======== Provided material ========
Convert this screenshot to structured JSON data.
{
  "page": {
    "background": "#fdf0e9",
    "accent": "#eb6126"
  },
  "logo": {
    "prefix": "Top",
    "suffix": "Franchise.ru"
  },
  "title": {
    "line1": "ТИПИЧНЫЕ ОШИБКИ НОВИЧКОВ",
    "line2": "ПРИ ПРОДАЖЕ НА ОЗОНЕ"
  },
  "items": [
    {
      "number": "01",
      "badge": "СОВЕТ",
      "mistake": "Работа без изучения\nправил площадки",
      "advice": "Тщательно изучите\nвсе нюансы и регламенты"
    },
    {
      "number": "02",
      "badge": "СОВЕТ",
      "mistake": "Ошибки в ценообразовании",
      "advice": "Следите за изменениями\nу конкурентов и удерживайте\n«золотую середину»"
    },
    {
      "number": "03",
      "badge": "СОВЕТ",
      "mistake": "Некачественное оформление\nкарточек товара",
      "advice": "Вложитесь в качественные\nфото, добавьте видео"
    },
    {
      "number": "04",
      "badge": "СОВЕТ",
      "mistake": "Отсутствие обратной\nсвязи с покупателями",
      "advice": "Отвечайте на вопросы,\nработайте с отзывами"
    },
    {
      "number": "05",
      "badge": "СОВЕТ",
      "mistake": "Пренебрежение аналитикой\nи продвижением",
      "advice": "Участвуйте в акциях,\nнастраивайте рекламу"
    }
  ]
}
========
**What you should do:**
Repeat every line of the data, exactly and in full.

**Response for this exercise:**
Convert this screenshot to structured JSON data.
{
  "page": {
    "background": "#fdf0e9",
    "accent": "#eb6126"
  },
  "logo": {
    "prefix": "Top",
    "suffix": "Franchise.ru"
  },
  "title": {
    "line1": "ТИПИЧНЫЕ ОШИБКИ НОВИЧКОВ",
    "line2": "ПРИ ПРОДАЖЕ НА ОЗОНЕ"
  },
  "items": [
    {
      "number": "01",
      "badge": "СОВЕТ",
      "mistake": "Работа без изучения\nправил площадки",
      "advice": "Тщательно изучите\nвсе нюансы и регламенты"
    },
    {
      "number": "02",
      "badge": "СОВЕТ",
      "mistake": "Ошибки в ценообразовании",
      "advice": "Следите за изменениями\nу конкурентов и удерживайте\n«золотую середину»"
    },
    {
      "number": "03",
      "badge": "СОВЕТ",
      "mistake": "Некачественное оформление\nкарточек товара",
      "advice": "Вложитесь в качественные\nфото, добавьте видео"
    },
    {
      "number": "04",
      "badge": "СОВЕТ",
      "mistake": "Отсутствие обратной\nсвязи с покупателями",
      "advice": "Отвечайте на вопросы,\nработайте с отзывами"
    },
    {
      "number": "05",
      "badge": "СОВЕТ",
      "mistake": "Пренебрежение аналитикой\nи продвижением",
      "advice": "Участвуйте в акциях,\nнастраивайте рекламу"
    }
  ]
}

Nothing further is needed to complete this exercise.